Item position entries
____________________

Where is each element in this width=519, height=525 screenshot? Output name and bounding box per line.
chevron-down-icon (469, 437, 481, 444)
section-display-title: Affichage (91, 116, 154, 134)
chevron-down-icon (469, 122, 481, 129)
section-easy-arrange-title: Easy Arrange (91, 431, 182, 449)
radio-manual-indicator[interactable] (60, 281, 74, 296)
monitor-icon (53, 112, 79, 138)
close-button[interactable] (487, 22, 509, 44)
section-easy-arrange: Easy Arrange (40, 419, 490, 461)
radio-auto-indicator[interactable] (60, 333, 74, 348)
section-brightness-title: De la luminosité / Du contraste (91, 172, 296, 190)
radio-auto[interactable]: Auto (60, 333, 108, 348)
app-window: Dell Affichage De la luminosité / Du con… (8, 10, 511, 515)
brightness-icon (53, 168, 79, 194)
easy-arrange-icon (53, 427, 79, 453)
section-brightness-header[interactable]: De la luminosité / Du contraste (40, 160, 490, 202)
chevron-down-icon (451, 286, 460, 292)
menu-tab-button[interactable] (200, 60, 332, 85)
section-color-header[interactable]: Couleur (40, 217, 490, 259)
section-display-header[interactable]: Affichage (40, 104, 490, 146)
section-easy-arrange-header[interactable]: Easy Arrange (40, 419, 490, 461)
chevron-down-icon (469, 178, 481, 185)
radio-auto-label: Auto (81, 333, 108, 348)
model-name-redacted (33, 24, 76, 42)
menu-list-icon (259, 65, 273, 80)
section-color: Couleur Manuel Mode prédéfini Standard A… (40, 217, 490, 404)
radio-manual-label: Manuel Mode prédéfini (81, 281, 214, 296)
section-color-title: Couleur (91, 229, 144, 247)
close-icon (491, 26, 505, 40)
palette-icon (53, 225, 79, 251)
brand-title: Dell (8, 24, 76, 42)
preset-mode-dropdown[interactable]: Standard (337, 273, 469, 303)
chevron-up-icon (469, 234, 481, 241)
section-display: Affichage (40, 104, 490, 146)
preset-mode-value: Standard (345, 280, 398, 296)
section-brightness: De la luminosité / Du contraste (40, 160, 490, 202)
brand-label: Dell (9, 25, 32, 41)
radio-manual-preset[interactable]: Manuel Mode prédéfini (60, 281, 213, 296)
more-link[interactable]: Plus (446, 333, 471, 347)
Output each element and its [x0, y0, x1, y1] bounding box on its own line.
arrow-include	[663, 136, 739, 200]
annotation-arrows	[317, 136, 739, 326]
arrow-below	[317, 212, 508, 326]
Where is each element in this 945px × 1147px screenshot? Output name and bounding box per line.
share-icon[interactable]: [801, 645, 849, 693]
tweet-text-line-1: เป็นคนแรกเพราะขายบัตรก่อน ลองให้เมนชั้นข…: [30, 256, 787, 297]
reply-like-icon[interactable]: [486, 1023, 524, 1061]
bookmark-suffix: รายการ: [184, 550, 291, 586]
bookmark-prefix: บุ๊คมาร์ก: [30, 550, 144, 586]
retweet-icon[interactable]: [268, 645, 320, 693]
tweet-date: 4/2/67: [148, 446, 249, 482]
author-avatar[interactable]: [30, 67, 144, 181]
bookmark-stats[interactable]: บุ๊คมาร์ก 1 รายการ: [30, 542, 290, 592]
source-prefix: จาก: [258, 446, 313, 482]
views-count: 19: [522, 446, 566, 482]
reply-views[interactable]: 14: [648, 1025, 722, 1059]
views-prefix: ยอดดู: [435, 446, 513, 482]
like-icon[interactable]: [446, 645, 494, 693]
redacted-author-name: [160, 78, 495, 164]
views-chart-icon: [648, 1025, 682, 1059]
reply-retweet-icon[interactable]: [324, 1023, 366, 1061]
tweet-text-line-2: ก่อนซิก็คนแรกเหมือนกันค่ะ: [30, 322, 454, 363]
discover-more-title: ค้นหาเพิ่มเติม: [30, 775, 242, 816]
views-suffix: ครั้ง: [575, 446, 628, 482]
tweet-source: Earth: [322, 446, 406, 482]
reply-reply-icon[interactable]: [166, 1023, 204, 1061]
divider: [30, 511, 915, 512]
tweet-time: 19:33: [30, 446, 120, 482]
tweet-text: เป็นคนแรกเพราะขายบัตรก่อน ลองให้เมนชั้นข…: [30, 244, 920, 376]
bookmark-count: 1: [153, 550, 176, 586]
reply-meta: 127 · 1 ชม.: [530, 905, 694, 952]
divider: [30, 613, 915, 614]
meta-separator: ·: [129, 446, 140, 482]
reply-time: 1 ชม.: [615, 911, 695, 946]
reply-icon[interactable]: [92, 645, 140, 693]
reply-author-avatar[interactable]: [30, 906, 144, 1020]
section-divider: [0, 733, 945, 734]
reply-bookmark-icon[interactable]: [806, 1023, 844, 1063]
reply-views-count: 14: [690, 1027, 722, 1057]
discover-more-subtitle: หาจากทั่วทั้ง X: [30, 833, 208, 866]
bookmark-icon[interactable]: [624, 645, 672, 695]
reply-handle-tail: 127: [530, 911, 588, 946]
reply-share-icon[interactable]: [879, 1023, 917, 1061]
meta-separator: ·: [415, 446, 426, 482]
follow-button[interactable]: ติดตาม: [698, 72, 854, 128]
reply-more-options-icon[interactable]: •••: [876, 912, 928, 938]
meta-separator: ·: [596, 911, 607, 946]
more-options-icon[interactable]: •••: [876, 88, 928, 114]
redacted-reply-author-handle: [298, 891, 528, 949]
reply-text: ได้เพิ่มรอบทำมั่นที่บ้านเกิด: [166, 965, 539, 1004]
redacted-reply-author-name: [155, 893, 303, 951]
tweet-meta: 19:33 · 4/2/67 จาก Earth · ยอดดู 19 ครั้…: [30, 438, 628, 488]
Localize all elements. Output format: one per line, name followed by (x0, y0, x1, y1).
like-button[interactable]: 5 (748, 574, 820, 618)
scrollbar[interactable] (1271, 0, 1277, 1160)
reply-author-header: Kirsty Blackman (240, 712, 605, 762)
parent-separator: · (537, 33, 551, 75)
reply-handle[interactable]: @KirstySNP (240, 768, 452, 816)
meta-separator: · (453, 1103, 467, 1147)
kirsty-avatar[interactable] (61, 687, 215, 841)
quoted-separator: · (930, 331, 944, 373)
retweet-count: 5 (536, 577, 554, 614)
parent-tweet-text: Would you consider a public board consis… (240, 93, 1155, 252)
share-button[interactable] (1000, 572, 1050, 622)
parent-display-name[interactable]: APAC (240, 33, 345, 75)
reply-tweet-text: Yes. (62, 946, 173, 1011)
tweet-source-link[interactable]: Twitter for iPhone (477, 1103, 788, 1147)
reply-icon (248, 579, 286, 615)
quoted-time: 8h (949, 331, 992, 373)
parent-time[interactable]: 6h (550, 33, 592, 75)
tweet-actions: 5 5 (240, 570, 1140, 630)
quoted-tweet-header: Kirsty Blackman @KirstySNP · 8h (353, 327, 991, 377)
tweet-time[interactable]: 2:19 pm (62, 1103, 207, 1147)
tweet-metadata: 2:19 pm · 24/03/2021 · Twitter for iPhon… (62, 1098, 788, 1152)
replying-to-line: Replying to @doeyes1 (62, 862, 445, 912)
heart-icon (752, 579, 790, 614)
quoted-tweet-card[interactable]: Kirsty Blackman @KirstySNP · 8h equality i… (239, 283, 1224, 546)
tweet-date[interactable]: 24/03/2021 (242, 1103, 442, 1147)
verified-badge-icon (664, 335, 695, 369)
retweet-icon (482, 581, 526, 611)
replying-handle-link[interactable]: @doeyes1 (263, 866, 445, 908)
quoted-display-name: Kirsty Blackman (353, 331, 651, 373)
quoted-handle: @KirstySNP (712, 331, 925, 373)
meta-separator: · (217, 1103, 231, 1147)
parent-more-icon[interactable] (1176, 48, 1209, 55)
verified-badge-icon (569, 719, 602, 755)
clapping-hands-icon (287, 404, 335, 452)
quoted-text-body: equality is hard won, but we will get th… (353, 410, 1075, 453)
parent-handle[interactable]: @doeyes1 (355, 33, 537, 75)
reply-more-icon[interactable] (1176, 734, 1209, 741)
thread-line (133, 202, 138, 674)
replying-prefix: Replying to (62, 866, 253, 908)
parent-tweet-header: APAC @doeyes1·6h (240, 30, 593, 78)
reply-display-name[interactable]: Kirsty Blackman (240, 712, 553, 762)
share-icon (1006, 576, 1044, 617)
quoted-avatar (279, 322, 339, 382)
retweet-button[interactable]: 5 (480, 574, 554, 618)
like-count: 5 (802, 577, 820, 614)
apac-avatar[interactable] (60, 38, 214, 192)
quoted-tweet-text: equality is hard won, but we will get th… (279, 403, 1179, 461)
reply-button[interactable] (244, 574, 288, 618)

____________________

YOUR INSTRUCTIONS – Copy the data word for word from its first line through the line containing "212, 508, 326]", including both ends.

RESULT OF THIS TASK –
Where is each element in this width=519, height=525 screenshot? Output name and bounding box per line.
chevron-down-icon (469, 437, 481, 444)
section-display-title: Affichage (91, 116, 154, 134)
chevron-down-icon (469, 122, 481, 129)
section-easy-arrange-title: Easy Arrange (91, 431, 182, 449)
radio-manual-indicator[interactable] (60, 281, 74, 296)
monitor-icon (53, 112, 79, 138)
close-button[interactable] (487, 22, 509, 44)
section-easy-arrange: Easy Arrange (40, 419, 490, 461)
radio-auto-indicator[interactable] (60, 333, 74, 348)
section-brightness-title: De la luminosité / Du contraste (91, 172, 296, 190)
radio-auto[interactable]: Auto (60, 333, 108, 348)
app-window: Dell Affichage De la luminosité / Du con… (8, 10, 511, 515)
brightness-icon (53, 168, 79, 194)
easy-arrange-icon (53, 427, 79, 453)
section-brightness-header[interactable]: De la luminosité / Du contraste (40, 160, 490, 202)
chevron-down-icon (451, 286, 460, 292)
menu-tab-button[interactable] (200, 60, 332, 85)
section-color-header[interactable]: Couleur (40, 217, 490, 259)
section-display-header[interactable]: Affichage (40, 104, 490, 146)
section-easy-arrange-header[interactable]: Easy Arrange (40, 419, 490, 461)
chevron-down-icon (469, 178, 481, 185)
radio-auto-label: Auto (81, 333, 108, 348)
model-name-redacted (33, 24, 76, 42)
menu-list-icon (259, 65, 273, 80)
section-color: Couleur Manuel Mode prédéfini Standard A… (40, 217, 490, 404)
radio-manual-label: Manuel Mode prédéfini (81, 281, 214, 296)
section-color-title: Couleur (91, 229, 144, 247)
close-icon (491, 26, 505, 40)
palette-icon (53, 225, 79, 251)
brand-title: Dell (8, 24, 76, 42)
preset-mode-dropdown[interactable]: Standard (337, 273, 469, 303)
chevron-up-icon (469, 234, 481, 241)
section-display: Affichage (40, 104, 490, 146)
preset-mode-value: Standard (345, 280, 398, 296)
section-brightness: De la luminosité / Du contraste (40, 160, 490, 202)
brand-label: Dell (9, 25, 32, 41)
radio-manual-preset[interactable]: Manuel Mode prédéfini (60, 281, 213, 296)
more-link[interactable]: Plus (446, 333, 471, 347)
Output each element and its [x0, y0, x1, y1] bounding box on its own line.
arrow-include	[663, 136, 739, 200]
annotation-arrows	[317, 136, 739, 326]
arrow-below	[317, 212, 508, 326]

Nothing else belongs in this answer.